[START LISTED ENTRIES]

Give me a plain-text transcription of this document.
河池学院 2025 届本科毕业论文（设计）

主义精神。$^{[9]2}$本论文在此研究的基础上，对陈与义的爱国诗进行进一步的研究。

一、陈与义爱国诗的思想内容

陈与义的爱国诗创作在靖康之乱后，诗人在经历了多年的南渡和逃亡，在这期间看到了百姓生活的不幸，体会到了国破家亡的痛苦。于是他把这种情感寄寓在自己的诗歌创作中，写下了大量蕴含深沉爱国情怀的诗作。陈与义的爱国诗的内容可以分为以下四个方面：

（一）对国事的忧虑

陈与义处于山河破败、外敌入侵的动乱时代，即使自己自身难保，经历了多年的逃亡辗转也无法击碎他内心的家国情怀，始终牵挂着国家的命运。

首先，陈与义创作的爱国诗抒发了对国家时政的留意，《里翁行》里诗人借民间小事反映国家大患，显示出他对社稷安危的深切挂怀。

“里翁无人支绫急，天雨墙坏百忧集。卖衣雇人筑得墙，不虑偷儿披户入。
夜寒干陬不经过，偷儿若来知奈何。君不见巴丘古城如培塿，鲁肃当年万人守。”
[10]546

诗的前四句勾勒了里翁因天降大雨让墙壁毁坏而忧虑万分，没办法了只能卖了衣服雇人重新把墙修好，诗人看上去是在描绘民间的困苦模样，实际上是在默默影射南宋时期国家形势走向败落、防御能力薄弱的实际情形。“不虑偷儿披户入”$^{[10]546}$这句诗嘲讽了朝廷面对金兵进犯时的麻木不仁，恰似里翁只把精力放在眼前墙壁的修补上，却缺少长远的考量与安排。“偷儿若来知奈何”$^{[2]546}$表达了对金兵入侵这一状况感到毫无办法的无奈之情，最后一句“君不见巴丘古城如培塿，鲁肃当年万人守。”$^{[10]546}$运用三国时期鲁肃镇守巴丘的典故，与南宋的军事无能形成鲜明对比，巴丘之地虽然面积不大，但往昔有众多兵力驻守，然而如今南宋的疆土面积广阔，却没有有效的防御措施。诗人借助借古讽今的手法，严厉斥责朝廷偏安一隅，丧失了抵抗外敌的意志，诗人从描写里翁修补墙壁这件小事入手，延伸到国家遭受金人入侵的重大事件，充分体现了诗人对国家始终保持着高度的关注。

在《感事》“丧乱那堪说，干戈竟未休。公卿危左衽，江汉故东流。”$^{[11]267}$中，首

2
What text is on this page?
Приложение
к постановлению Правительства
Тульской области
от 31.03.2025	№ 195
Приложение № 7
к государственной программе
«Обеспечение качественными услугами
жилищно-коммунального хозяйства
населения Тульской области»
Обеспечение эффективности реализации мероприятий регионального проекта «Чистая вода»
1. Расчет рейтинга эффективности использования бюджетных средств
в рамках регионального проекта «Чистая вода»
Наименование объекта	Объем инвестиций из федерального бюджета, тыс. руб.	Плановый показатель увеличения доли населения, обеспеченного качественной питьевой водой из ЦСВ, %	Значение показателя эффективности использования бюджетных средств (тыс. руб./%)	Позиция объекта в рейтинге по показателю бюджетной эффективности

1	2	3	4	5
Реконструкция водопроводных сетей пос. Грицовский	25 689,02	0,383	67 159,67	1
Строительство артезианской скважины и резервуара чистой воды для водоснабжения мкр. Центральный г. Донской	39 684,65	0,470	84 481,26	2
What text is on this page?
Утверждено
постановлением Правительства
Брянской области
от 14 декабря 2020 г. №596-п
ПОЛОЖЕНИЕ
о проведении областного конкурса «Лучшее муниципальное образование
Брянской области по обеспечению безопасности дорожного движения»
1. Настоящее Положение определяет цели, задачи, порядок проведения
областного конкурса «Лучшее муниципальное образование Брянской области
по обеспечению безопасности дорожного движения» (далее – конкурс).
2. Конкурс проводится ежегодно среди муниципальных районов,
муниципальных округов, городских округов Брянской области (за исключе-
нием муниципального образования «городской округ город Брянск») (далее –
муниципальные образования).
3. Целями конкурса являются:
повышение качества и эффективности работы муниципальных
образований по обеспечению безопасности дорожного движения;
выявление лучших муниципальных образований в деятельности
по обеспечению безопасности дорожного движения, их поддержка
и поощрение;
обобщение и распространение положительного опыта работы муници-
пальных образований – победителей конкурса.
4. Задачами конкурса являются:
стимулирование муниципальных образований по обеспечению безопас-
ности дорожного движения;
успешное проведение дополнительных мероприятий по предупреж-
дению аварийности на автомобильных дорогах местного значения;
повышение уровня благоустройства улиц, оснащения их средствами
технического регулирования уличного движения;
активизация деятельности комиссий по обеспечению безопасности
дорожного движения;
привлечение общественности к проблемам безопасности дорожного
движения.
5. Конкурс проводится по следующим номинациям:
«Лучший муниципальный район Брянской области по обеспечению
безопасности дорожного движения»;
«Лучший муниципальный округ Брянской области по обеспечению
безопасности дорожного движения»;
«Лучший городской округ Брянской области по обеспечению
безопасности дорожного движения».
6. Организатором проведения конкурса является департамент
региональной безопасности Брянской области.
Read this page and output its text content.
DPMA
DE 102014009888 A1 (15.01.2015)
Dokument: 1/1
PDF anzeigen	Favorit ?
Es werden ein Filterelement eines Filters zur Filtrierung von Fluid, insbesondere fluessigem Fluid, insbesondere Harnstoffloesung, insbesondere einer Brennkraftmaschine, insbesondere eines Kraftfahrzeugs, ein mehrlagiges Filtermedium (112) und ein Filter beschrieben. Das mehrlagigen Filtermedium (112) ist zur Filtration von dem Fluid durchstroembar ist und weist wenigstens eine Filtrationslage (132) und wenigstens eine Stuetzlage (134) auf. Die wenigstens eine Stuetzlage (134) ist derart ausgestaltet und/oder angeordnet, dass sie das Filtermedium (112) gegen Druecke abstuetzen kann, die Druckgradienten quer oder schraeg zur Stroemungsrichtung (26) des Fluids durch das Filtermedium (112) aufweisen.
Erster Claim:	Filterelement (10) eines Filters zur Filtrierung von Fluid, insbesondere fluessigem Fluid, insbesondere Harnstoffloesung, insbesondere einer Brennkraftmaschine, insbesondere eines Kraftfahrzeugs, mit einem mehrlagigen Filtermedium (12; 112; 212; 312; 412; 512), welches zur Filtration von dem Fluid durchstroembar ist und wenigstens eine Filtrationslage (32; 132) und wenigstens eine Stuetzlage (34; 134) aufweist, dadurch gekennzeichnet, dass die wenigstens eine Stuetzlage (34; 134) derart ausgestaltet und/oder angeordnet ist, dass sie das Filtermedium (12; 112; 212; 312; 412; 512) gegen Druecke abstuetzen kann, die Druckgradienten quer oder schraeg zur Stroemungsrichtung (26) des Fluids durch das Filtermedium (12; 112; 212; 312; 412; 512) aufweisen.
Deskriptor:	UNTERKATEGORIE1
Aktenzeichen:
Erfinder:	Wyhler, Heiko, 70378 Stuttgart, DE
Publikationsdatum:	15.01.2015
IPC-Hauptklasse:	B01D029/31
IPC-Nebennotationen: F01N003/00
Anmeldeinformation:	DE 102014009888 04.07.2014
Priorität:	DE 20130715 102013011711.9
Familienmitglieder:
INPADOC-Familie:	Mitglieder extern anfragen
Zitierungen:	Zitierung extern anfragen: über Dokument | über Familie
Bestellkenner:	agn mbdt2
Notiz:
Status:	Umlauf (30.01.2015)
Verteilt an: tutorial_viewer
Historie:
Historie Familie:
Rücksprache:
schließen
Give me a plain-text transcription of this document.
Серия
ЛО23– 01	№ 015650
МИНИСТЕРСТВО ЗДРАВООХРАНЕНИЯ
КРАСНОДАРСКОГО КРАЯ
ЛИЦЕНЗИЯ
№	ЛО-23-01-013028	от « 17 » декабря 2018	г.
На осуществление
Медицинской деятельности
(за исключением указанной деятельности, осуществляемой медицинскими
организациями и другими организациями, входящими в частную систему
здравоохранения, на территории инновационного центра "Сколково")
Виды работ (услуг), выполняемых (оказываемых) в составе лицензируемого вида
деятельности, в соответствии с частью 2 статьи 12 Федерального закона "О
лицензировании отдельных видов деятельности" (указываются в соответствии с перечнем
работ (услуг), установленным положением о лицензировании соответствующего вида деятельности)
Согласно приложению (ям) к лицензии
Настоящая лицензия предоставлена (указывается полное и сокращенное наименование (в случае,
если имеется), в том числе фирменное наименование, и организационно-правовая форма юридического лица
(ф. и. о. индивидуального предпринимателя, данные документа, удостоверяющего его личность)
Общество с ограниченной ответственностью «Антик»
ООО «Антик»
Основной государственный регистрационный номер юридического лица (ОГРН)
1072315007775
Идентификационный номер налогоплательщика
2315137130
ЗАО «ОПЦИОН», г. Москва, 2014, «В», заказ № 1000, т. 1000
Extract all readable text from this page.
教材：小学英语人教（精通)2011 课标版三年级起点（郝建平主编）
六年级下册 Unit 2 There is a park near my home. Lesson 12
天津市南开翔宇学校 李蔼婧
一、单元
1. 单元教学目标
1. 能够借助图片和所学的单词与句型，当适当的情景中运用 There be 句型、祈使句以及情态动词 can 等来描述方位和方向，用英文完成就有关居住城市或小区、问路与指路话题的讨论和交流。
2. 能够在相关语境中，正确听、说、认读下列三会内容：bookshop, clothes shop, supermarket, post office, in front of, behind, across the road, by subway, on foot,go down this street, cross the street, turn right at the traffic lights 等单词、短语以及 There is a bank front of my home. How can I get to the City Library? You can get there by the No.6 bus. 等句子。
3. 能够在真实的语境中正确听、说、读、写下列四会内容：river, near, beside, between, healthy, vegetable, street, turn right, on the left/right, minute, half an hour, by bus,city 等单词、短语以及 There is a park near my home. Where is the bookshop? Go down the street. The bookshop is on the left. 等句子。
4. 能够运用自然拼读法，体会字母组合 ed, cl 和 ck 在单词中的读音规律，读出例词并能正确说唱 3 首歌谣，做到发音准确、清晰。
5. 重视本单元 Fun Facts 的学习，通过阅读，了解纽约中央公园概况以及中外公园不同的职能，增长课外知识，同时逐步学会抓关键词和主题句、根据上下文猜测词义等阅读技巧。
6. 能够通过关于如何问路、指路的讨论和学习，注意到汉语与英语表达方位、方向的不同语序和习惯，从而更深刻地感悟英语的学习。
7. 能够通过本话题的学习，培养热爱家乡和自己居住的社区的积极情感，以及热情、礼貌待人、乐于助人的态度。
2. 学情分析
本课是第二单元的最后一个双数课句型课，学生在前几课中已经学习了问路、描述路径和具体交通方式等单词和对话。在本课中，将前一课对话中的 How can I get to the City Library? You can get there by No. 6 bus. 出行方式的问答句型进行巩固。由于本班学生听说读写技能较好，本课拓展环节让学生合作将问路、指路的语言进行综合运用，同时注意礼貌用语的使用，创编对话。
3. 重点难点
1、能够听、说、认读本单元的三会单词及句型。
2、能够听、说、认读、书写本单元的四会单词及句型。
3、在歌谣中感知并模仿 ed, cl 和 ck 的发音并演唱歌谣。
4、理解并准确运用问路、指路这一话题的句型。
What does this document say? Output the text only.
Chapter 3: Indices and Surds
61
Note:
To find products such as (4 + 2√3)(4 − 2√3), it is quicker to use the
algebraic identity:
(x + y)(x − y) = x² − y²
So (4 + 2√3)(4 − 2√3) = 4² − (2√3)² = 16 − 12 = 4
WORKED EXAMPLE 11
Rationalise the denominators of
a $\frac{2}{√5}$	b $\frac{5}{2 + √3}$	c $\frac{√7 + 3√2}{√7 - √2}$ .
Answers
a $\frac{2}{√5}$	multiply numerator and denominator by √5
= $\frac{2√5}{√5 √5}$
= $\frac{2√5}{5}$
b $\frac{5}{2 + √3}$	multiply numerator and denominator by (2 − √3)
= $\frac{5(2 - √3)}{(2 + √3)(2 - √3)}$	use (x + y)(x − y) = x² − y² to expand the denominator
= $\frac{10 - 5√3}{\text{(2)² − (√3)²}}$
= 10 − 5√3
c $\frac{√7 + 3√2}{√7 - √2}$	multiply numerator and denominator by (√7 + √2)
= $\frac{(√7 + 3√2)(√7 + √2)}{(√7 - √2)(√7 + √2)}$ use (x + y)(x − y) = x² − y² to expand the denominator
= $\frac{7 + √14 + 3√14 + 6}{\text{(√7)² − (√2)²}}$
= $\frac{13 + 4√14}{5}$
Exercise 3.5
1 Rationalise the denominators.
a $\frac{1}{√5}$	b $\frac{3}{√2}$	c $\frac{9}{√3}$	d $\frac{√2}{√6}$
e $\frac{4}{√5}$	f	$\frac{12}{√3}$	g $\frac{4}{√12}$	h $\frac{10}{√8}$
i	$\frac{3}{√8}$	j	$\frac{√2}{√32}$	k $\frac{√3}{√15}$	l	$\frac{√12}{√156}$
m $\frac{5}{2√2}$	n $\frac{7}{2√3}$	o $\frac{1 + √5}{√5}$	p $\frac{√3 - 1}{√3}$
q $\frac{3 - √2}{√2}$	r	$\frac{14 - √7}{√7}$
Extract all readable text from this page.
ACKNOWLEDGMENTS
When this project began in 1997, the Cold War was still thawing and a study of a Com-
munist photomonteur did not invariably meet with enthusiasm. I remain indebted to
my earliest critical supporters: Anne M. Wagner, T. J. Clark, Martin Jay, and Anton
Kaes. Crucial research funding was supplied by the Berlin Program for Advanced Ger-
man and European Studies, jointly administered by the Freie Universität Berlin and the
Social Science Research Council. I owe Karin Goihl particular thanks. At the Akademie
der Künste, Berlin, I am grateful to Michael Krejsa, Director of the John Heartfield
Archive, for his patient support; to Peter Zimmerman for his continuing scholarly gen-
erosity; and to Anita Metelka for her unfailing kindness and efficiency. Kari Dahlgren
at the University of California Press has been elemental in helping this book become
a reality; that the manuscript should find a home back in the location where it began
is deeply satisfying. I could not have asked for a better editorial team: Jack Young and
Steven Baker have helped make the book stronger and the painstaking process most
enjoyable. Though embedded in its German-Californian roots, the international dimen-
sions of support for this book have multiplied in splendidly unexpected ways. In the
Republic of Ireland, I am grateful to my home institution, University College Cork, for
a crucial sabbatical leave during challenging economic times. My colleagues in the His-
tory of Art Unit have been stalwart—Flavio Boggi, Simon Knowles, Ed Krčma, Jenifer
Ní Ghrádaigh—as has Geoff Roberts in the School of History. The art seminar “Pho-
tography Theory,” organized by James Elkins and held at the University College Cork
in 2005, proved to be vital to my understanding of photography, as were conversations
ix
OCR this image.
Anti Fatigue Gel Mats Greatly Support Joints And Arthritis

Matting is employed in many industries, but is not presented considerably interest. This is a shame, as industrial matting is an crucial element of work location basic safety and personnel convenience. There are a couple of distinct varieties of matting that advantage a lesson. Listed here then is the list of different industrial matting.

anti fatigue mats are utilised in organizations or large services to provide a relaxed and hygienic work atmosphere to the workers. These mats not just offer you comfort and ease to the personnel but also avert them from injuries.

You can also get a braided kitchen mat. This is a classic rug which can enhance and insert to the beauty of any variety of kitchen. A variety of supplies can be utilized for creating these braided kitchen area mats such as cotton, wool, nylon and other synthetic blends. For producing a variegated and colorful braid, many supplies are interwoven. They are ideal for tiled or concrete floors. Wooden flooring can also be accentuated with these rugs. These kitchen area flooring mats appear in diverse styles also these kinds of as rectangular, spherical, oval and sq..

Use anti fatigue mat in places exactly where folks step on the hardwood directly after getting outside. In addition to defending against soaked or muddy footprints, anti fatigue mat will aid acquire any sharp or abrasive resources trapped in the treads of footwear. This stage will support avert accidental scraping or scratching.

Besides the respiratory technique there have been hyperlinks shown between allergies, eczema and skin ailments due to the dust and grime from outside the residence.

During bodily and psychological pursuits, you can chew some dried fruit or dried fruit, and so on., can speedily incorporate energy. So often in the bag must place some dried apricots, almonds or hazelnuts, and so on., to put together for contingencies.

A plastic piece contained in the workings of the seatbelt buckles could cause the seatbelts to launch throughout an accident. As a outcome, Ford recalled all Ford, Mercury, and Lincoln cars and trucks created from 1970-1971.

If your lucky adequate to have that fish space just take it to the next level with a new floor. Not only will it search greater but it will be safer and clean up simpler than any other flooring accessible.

[END LISTED ENTRIES]

How many lines of the listing include the string "near"? Answer with the number alone.

2